# Start of Record list

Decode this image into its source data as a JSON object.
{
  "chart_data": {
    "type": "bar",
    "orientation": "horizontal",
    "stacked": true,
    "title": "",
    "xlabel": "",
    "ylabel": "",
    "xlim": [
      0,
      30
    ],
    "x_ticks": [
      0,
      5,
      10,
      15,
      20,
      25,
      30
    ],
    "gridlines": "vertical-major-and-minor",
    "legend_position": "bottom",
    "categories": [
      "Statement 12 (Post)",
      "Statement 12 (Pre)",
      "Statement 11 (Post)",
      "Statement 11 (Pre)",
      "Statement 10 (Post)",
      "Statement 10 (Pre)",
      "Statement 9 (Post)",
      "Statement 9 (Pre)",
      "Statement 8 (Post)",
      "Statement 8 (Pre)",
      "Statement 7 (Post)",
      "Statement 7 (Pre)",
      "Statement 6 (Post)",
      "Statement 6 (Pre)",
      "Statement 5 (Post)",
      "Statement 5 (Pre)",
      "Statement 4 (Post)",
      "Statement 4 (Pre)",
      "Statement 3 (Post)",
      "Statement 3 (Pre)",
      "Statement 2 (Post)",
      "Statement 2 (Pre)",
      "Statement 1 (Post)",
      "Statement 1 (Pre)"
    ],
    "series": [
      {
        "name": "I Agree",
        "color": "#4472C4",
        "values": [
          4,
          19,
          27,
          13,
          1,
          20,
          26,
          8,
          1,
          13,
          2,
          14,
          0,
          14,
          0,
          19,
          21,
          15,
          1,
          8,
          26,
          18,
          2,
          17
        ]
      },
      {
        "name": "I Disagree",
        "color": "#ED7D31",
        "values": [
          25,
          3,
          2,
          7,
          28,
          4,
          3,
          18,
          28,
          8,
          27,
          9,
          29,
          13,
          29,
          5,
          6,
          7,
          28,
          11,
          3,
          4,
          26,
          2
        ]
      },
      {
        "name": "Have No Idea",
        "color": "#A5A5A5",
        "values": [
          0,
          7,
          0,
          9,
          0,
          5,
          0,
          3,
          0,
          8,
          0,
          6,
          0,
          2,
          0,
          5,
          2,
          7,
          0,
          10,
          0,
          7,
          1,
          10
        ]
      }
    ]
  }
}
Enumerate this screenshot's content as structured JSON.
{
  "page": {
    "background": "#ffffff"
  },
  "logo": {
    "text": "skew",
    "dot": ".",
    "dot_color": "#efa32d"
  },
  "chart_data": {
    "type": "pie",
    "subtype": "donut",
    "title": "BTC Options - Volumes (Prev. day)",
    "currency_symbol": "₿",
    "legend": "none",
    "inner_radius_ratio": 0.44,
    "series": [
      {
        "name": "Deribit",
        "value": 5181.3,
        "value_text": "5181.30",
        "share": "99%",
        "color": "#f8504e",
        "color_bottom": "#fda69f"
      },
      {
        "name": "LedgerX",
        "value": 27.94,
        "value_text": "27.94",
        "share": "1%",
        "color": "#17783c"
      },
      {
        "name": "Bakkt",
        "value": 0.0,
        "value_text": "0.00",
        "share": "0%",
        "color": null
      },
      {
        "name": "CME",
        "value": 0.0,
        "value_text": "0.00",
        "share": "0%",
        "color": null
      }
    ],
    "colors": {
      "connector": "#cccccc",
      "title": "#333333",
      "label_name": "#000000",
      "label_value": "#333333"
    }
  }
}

# End of Record list

Exercise aim — The line containing "Enumerate this screenshot's" marks the start; retype it and each line after it through the end of the records above, exactly.

Task solution —
Enumerate this screenshot's content as structured JSON.
{
  "page": {
    "background": "#ffffff"
  },
  "logo": {
    "text": "skew",
    "dot": ".",
    "dot_color": "#efa32d"
  },
  "chart_data": {
    "type": "pie",
    "subtype": "donut",
    "title": "BTC Options - Volumes (Prev. day)",
    "currency_symbol": "₿",
    "legend": "none",
    "inner_radius_ratio": 0.44,
    "series": [
      {
        "name": "Deribit",
        "value": 5181.3,
        "value_text": "5181.30",
        "share": "99%",
        "color": "#f8504e",
        "color_bottom": "#fda69f"
      },
      {
        "name": "LedgerX",
        "value": 27.94,
        "value_text": "27.94",
        "share": "1%",
        "color": "#17783c"
      },
      {
        "name": "Bakkt",
        "value": 0.0,
        "value_text": "0.00",
        "share": "0%",
        "color": null
      },
      {
        "name": "CME",
        "value": 0.0,
        "value_text": "0.00",
        "share": "0%",
        "color": null
      }
    ],
    "colors": {
      "connector": "#cccccc",
      "title": "#333333",
      "label_name": "#000000",
      "label_value": "#333333"
    }
  }
}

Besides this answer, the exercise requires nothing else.